>> Start
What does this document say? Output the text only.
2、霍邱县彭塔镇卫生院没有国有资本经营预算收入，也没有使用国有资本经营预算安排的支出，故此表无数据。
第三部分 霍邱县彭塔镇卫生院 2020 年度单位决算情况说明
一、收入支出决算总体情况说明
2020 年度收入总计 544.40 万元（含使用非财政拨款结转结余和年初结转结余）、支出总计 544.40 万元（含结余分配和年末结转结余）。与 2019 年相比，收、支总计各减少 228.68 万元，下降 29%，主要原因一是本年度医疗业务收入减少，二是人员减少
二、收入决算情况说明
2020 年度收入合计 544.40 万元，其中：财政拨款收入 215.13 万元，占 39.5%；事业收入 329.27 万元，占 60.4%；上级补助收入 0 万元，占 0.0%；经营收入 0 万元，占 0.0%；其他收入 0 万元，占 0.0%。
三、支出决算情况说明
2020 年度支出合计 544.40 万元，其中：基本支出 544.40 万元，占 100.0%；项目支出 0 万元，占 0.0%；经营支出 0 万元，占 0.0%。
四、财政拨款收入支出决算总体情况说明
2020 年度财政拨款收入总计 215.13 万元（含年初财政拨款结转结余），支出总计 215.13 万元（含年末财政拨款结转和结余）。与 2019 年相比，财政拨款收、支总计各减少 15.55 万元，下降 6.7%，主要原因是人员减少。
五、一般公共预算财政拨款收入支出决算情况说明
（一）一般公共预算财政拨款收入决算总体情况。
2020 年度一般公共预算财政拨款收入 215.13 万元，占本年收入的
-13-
>> End
**Written instruction:** Write the whole listing out again. Keep every line exactly as it is.

**Response to the exercise:**
What does this document say? Output the text only.
2、霍邱县彭塔镇卫生院没有国有资本经营预算收入，也没有使用国有资本经营预算安排的支出，故此表无数据。
第三部分 霍邱县彭塔镇卫生院 2020 年度单位决算情况说明
一、收入支出决算总体情况说明
2020 年度收入总计 544.40 万元（含使用非财政拨款结转结余和年初结转结余）、支出总计 544.40 万元（含结余分配和年末结转结余）。与 2019 年相比，收、支总计各减少 228.68 万元，下降 29%，主要原因一是本年度医疗业务收入减少，二是人员减少
二、收入决算情况说明
2020 年度收入合计 544.40 万元，其中：财政拨款收入 215.13 万元，占 39.5%；事业收入 329.27 万元，占 60.4%；上级补助收入 0 万元，占 0.0%；经营收入 0 万元，占 0.0%；其他收入 0 万元，占 0.0%。
三、支出决算情况说明
2020 年度支出合计 544.40 万元，其中：基本支出 544.40 万元，占 100.0%；项目支出 0 万元，占 0.0%；经营支出 0 万元，占 0.0%。
四、财政拨款收入支出决算总体情况说明
2020 年度财政拨款收入总计 215.13 万元（含年初财政拨款结转结余），支出总计 215.13 万元（含年末财政拨款结转和结余）。与 2019 年相比，财政拨款收、支总计各减少 15.55 万元，下降 6.7%，主要原因是人员减少。
五、一般公共预算财政拨款收入支出决算情况说明
（一）一般公共预算财政拨款收入决算总体情况。
2020 年度一般公共预算财政拨款收入 215.13 万元，占本年收入的
-13-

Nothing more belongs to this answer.